> What you have to do
Set each entry down verbatim, omitting images.

> Material provided
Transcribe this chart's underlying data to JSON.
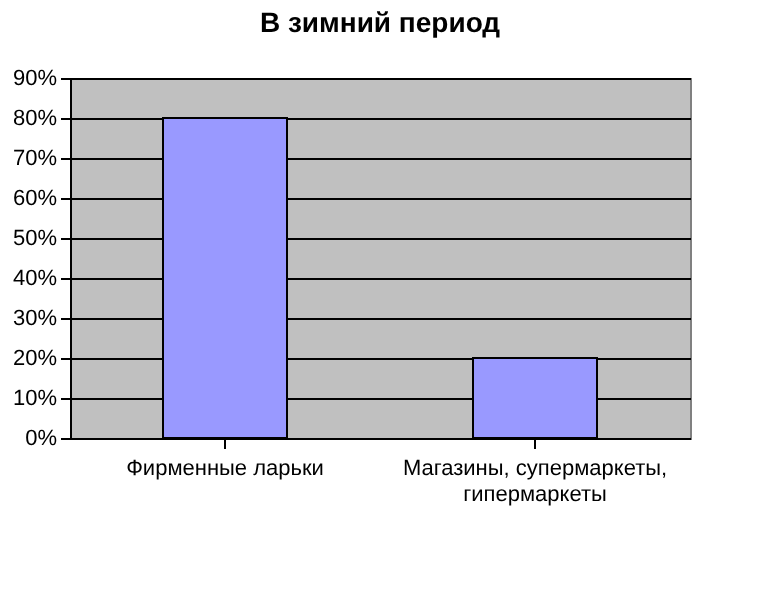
{
  "chart_data": {
    "type": "bar",
    "title": "В зимний период",
    "categories": [
      "Фирменные ларьки",
      "Магазины, супермаркеты, гипермаркеты"
    ],
    "values": [
      80,
      20
    ],
    "color": "#9999ff",
    "ylim": [
      0,
      90
    ],
    "yticks": [
      {
        "value": 0,
        "label": "0%"
      },
      {
        "value": 10,
        "label": "10%"
      },
      {
        "value": 20,
        "label": "20%"
      },
      {
        "value": 30,
        "label": "30%"
      },
      {
        "value": 40,
        "label": "40%"
      },
      {
        "value": 50,
        "label": "50%"
      },
      {
        "value": 60,
        "label": "60%"
      },
      {
        "value": 70,
        "label": "70%"
      },
      {
        "value": 80,
        "label": "80%"
      },
      {
        "value": 90,
        "label": "90%"
      }
    ],
    "grid": "y"
  }
}
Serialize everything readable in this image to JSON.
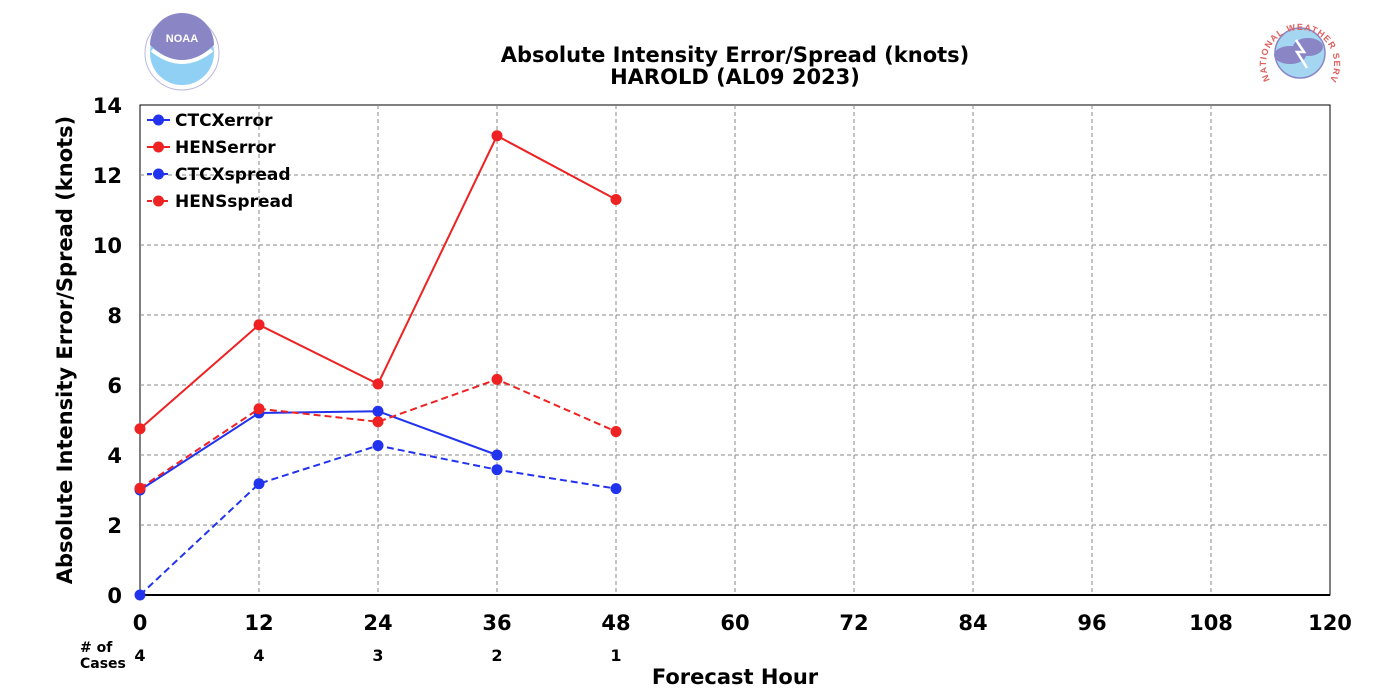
{
  "chart_data": {
    "type": "line",
    "title": "Absolute Intensity Error/Spread (knots)",
    "subtitle": "HAROLD (AL09 2023)",
    "xlabel": "Forecast Hour",
    "ylabel": "Absolute Intensity Error/Spread (knots)",
    "xlim": [
      0,
      120
    ],
    "ylim": [
      0,
      14
    ],
    "x_ticks": [
      0,
      12,
      24,
      36,
      48,
      60,
      72,
      84,
      96,
      108,
      120
    ],
    "y_ticks": [
      0,
      2,
      4,
      6,
      8,
      10,
      12,
      14
    ],
    "grid": true,
    "legend_position": "top-left",
    "cases_label_line1": "# of",
    "cases_label_line2": "Cases",
    "cases": [
      {
        "x": 0,
        "n": "4"
      },
      {
        "x": 12,
        "n": "4"
      },
      {
        "x": 24,
        "n": "3"
      },
      {
        "x": 36,
        "n": "2"
      },
      {
        "x": 48,
        "n": "1"
      }
    ],
    "series": [
      {
        "name": "CTCXerror",
        "color": "#2233ee",
        "dash": "solid",
        "x": [
          0,
          12,
          24,
          36
        ],
        "values": [
          3.0,
          5.2,
          5.25,
          4.0
        ]
      },
      {
        "name": "HENSerror",
        "color": "#ee2222",
        "dash": "solid",
        "x": [
          0,
          12,
          24,
          36,
          48
        ],
        "values": [
          4.75,
          7.72,
          6.03,
          13.12,
          11.3
        ]
      },
      {
        "name": "CTCXspread",
        "color": "#2233ee",
        "dash": "dashed",
        "x": [
          0,
          12,
          24,
          36,
          48
        ],
        "values": [
          0.0,
          3.18,
          4.27,
          3.58,
          3.04
        ]
      },
      {
        "name": "HENSspread",
        "color": "#ee2222",
        "dash": "dashed",
        "x": [
          0,
          12,
          24,
          36,
          48
        ],
        "values": [
          3.05,
          5.32,
          4.95,
          6.16,
          4.67
        ]
      }
    ]
  },
  "logos": {
    "left": {
      "icon": "noaa-logo",
      "text": "NOAA"
    },
    "right": {
      "icon": "nws-logo",
      "text": "NATIONAL WEATHER SERVICE"
    }
  }
}
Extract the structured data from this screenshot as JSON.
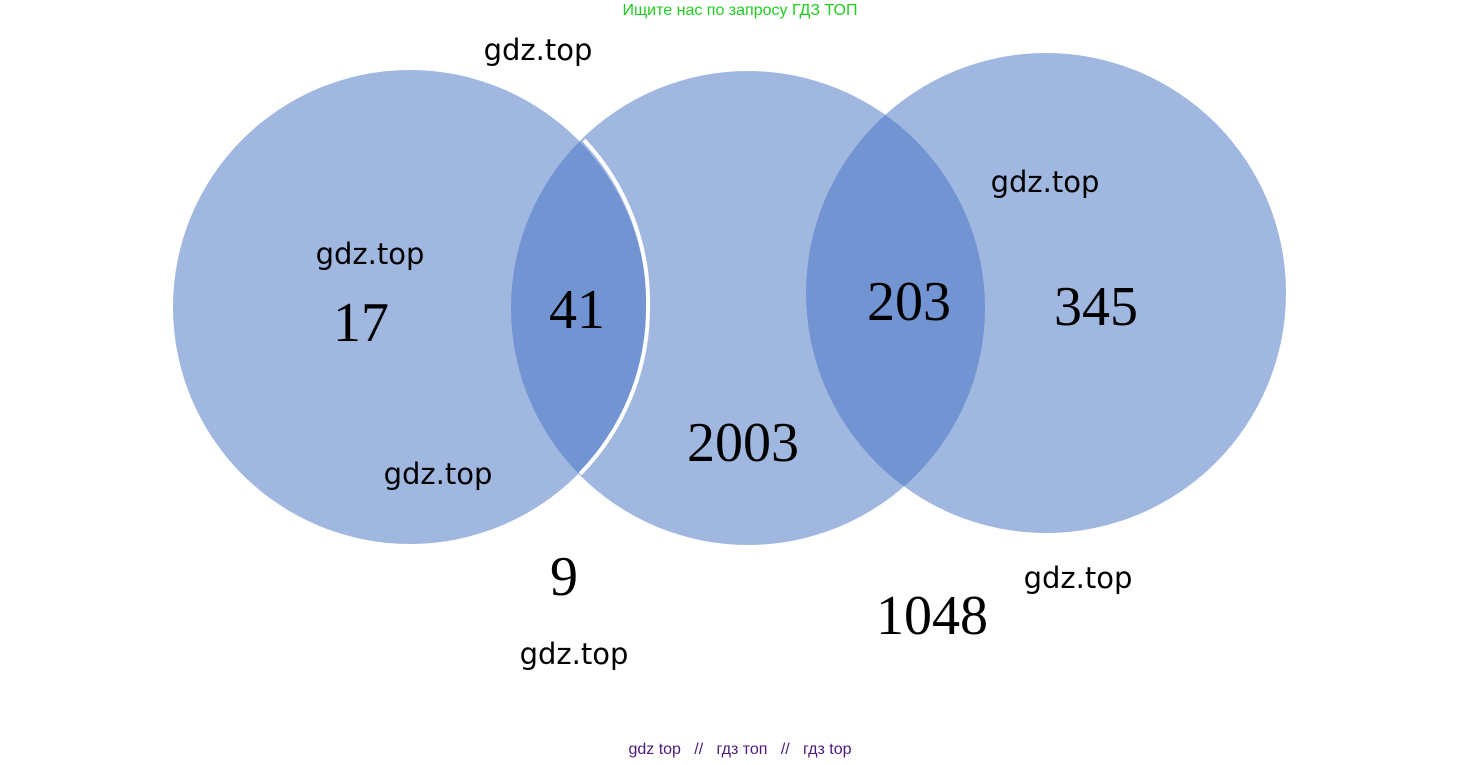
{
  "header": {
    "text": "Ищите нас по запросу ГДЗ ТОП",
    "color": "#22cc22"
  },
  "footer": {
    "links": [
      "gdz top",
      "гдз топ",
      "гдз top"
    ],
    "separator": "//",
    "color": "#4b1a7a"
  },
  "colors": {
    "circle_fill": "#a0b7e0",
    "overlap_fill": "#7294d2",
    "outline": "#ffffff"
  },
  "venn": {
    "regions": {
      "left_only": "17",
      "left_middle": "41",
      "middle_only": "2003",
      "middle_right": "203",
      "right_only": "345",
      "outside_left_middle": "9",
      "outside_right": "1048"
    }
  },
  "watermarks": {
    "top": "gdz.top",
    "left_upper": "gdz.top",
    "left_lower": "gdz.top",
    "right_upper": "gdz.top",
    "right_lower": "gdz.top",
    "bottom": "gdz.top"
  }
}
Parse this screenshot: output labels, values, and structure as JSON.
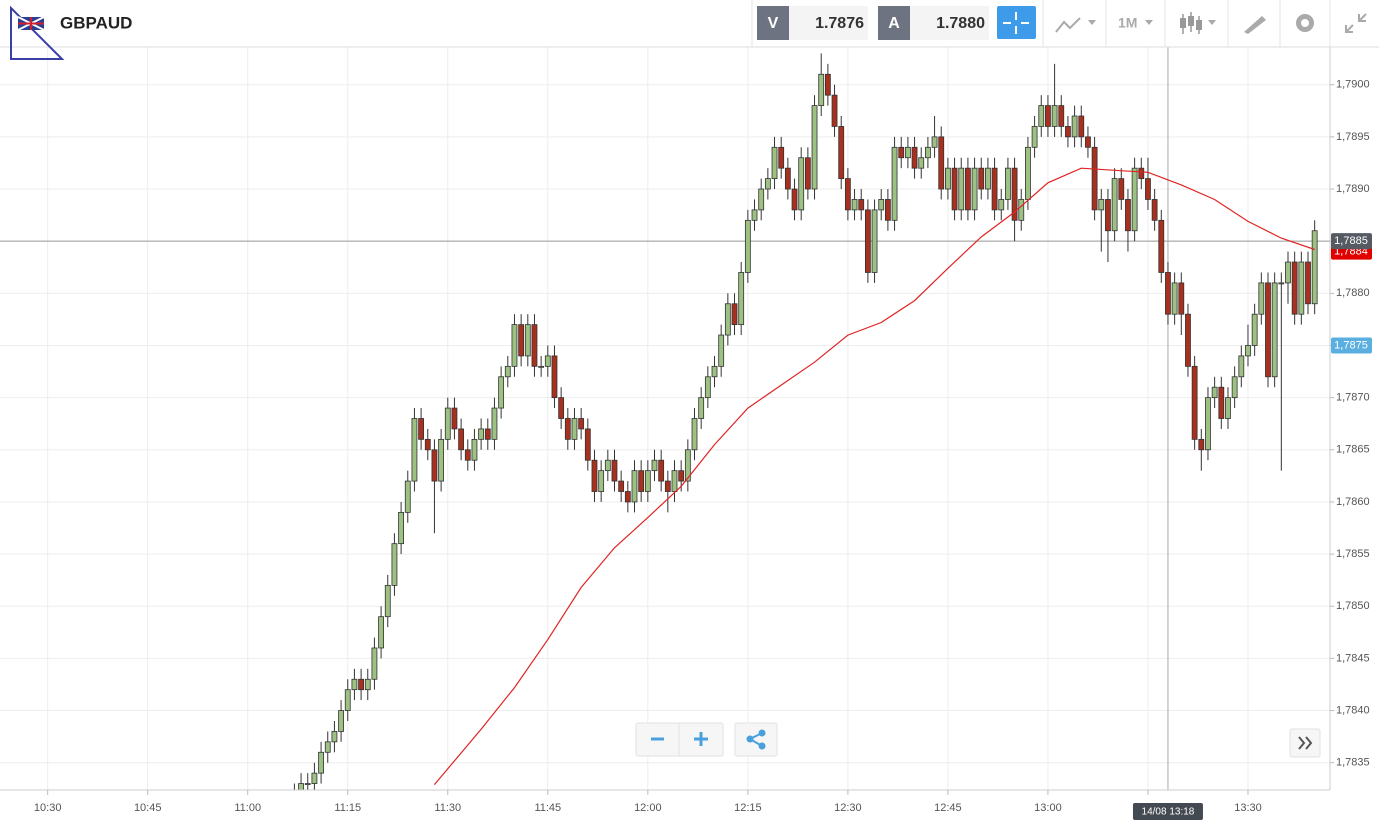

> Written solution
Transcribe this chart's underlying data to JSON.
{
  "chart_data": {
    "type": "bar",
    "title": "В зимний период",
    "categories": [
      "Фирменные ларьки",
      "Магазины, супермаркеты, гипермаркеты"
    ],
    "values": [
      80,
      20
    ],
    "color": "#9999ff",
    "ylim": [
      0,
      90
    ],
    "yticks": [
      {
        "value": 0,
        "label": "0%"
      },
      {
        "value": 10,
        "label": "10%"
      },
      {
        "value": 20,
        "label": "20%"
      },
      {
        "value": 30,
        "label": "30%"
      },
      {
        "value": 40,
        "label": "40%"
      },
      {
        "value": 50,
        "label": "50%"
      },
      {
        "value": 60,
        "label": "60%"
      },
      {
        "value": 70,
        "label": "70%"
      },
      {
        "value": 80,
        "label": "80%"
      },
      {
        "value": 90,
        "label": "90%"
      }
    ],
    "grid": "y"
  }
}
Serialize everything readable in this image to JSON.
{
  "chart_data": {
    "type": "line",
    "title": "Absolute Intensity Error/Spread (knots)",
    "subtitle": "HAROLD (AL09 2023)",
    "xlabel": "Forecast Hour",
    "ylabel": "Absolute Intensity Error/Spread (knots)",
    "xlim": [
      0,
      120
    ],
    "ylim": [
      0,
      14
    ],
    "x_ticks": [
      0,
      12,
      24,
      36,
      48,
      60,
      72,
      84,
      96,
      108,
      120
    ],
    "y_ticks": [
      0,
      2,
      4,
      6,
      8,
      10,
      12,
      14
    ],
    "grid": true,
    "legend_position": "top-left",
    "cases_label_line1": "# of",
    "cases_label_line2": "Cases",
    "cases": [
      {
        "x": 0,
        "n": "4"
      },
      {
        "x": 12,
        "n": "4"
      },
      {
        "x": 24,
        "n": "3"
      },
      {
        "x": 36,
        "n": "2"
      },
      {
        "x": 48,
        "n": "1"
      }
    ],
    "series": [
      {
        "name": "CTCXerror",
        "color": "#2233ee",
        "dash": "solid",
        "x": [
          0,
          12,
          24,
          36
        ],
        "values": [
          3.0,
          5.2,
          5.25,
          4.0
        ]
      },
      {
        "name": "HENSerror",
        "color": "#ee2222",
        "dash": "solid",
        "x": [
          0,
          12,
          24,
          36,
          48
        ],
        "values": [
          4.75,
          7.72,
          6.03,
          13.12,
          11.3
        ]
      },
      {
        "name": "CTCXspread",
        "color": "#2233ee",
        "dash": "dashed",
        "x": [
          0,
          12,
          24,
          36,
          48
        ],
        "values": [
          0.0,
          3.18,
          4.27,
          3.58,
          3.04
        ]
      },
      {
        "name": "HENSspread",
        "color": "#ee2222",
        "dash": "dashed",
        "x": [
          0,
          12,
          24,
          36,
          48
        ],
        "values": [
          3.05,
          5.32,
          4.95,
          6.16,
          4.67
        ]
      }
    ]
  },
  "logos": {
    "left": {
      "icon": "noaa-logo",
      "text": "NOAA"
    },
    "right": {
      "icon": "nws-logo",
      "text": "NATIONAL WEATHER SERVICE"
    }
  }
}
Extract the structured data from this screenshot as JSON.
{
  "header": {
    "text": "Ищите нас по запросу ГДЗ ТОП",
    "color": "#22cc22"
  },
  "footer": {
    "links": [
      "gdz top",
      "гдз топ",
      "гдз top"
    ],
    "separator": "//",
    "color": "#4b1a7a"
  },
  "colors": {
    "circle_fill": "#a0b7e0",
    "overlap_fill": "#7294d2",
    "outline": "#ffffff"
  },
  "venn": {
    "regions": {
      "left_only": "17",
      "left_middle": "41",
      "middle_only": "2003",
      "middle_right": "203",
      "right_only": "345",
      "outside_left_middle": "9",
      "outside_right": "1048"
    }
  },
  "watermarks": {
    "top": "gdz.top",
    "left_upper": "gdz.top",
    "left_lower": "gdz.top",
    "right_upper": "gdz.top",
    "right_lower": "gdz.top",
    "bottom": "gdz.top"
  }
}
Parse this screenshot: output labels, values, and structure as JSON.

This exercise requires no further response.